→ THE RECORDS
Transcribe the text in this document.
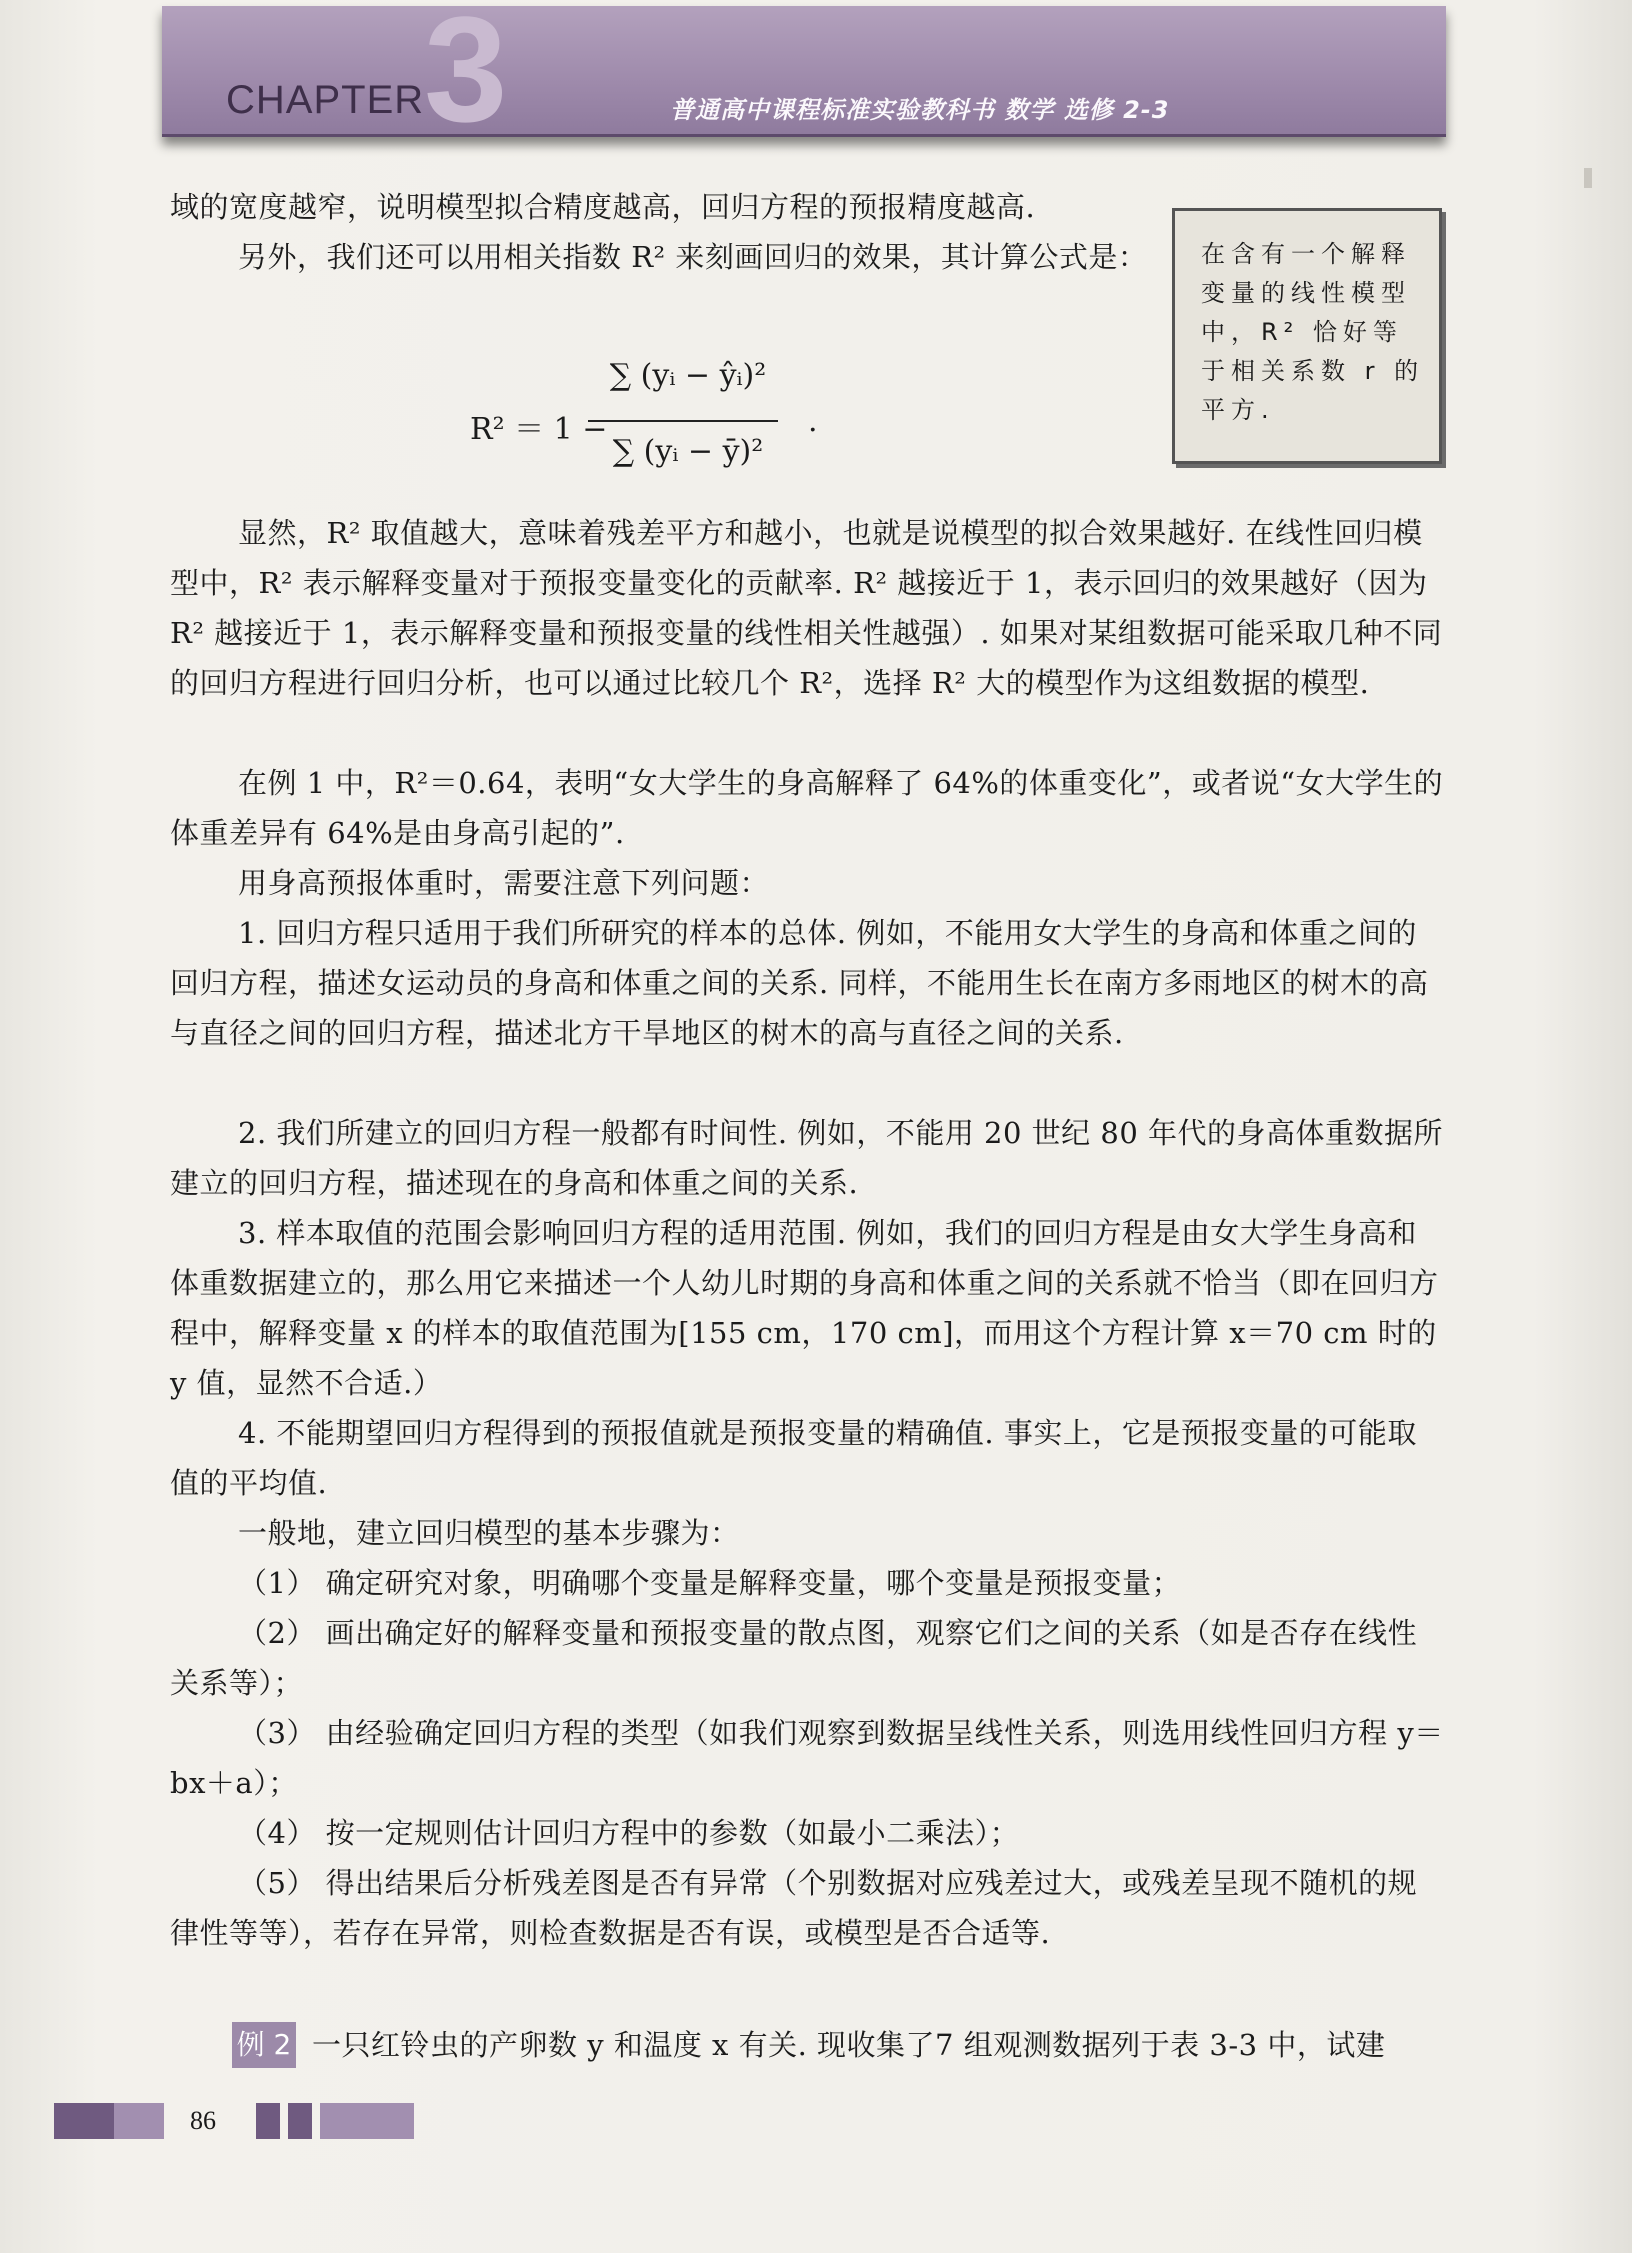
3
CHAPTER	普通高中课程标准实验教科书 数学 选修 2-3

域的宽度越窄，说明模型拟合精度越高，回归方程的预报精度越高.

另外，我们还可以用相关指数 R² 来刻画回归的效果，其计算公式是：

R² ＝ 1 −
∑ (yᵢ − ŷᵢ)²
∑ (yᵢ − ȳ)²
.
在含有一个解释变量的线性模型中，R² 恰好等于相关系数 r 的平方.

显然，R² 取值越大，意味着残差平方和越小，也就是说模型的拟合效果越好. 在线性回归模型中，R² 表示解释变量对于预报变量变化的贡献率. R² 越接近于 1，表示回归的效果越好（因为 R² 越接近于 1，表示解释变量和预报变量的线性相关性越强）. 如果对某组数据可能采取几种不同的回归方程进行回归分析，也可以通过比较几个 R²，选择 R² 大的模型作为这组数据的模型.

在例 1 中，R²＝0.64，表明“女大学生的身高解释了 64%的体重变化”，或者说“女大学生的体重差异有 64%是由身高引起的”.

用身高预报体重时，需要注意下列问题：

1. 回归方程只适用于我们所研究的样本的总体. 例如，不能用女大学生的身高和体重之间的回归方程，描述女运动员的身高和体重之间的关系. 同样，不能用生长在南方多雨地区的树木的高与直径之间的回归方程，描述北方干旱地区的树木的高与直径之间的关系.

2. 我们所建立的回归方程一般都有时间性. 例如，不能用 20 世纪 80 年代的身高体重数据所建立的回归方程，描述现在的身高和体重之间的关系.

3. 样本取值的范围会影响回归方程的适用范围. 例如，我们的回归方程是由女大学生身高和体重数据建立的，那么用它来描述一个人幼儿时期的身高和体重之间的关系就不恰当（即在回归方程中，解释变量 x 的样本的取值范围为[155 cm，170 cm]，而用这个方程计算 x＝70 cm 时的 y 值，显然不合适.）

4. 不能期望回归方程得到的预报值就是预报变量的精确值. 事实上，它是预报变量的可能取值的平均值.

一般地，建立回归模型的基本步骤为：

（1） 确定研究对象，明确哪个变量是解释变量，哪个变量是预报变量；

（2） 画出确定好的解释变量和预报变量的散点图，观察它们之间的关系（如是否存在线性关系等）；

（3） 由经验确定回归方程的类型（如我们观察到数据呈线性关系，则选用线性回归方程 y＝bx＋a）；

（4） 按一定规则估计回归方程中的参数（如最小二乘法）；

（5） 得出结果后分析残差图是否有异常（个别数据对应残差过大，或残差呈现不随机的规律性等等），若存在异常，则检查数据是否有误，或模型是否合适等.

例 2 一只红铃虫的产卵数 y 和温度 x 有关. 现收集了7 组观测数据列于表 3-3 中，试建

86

→ STATED TASK
An exact transcription of all the entries is required, without the pictures.

→ TASK RESPONSE
Transcribe the text in this document.
3
CHAPTER	普通高中课程标准实验教科书 数学 选修 2-3

域的宽度越窄，说明模型拟合精度越高，回归方程的预报精度越高.

另外，我们还可以用相关指数 R² 来刻画回归的效果，其计算公式是：

R² ＝ 1 −
∑ (yᵢ − ŷᵢ)²
∑ (yᵢ − ȳ)²
.
在含有一个解释变量的线性模型中，R² 恰好等于相关系数 r 的平方.

显然，R² 取值越大，意味着残差平方和越小，也就是说模型的拟合效果越好. 在线性回归模型中，R² 表示解释变量对于预报变量变化的贡献率. R² 越接近于 1，表示回归的效果越好（因为 R² 越接近于 1，表示解释变量和预报变量的线性相关性越强）. 如果对某组数据可能采取几种不同的回归方程进行回归分析，也可以通过比较几个 R²，选择 R² 大的模型作为这组数据的模型.

在例 1 中，R²＝0.64，表明“女大学生的身高解释了 64%的体重变化”，或者说“女大学生的体重差异有 64%是由身高引起的”.

用身高预报体重时，需要注意下列问题：

1. 回归方程只适用于我们所研究的样本的总体. 例如，不能用女大学生的身高和体重之间的回归方程，描述女运动员的身高和体重之间的关系. 同样，不能用生长在南方多雨地区的树木的高与直径之间的回归方程，描述北方干旱地区的树木的高与直径之间的关系.

2. 我们所建立的回归方程一般都有时间性. 例如，不能用 20 世纪 80 年代的身高体重数据所建立的回归方程，描述现在的身高和体重之间的关系.

3. 样本取值的范围会影响回归方程的适用范围. 例如，我们的回归方程是由女大学生身高和体重数据建立的，那么用它来描述一个人幼儿时期的身高和体重之间的关系就不恰当（即在回归方程中，解释变量 x 的样本的取值范围为[155 cm，170 cm]，而用这个方程计算 x＝70 cm 时的 y 值，显然不合适.）

4. 不能期望回归方程得到的预报值就是预报变量的精确值. 事实上，它是预报变量的可能取值的平均值.

一般地，建立回归模型的基本步骤为：

（1） 确定研究对象，明确哪个变量是解释变量，哪个变量是预报变量；

（2） 画出确定好的解释变量和预报变量的散点图，观察它们之间的关系（如是否存在线性关系等）；

（3） 由经验确定回归方程的类型（如我们观察到数据呈线性关系，则选用线性回归方程 y＝bx＋a）；

（4） 按一定规则估计回归方程中的参数（如最小二乘法）；

（5） 得出结果后分析残差图是否有异常（个别数据对应残差过大，或残差呈现不随机的规律性等等），若存在异常，则检查数据是否有误，或模型是否合适等.

例 2 一只红铃虫的产卵数 y 和温度 x 有关. 现收集了7 组观测数据列于表 3-3 中，试建

86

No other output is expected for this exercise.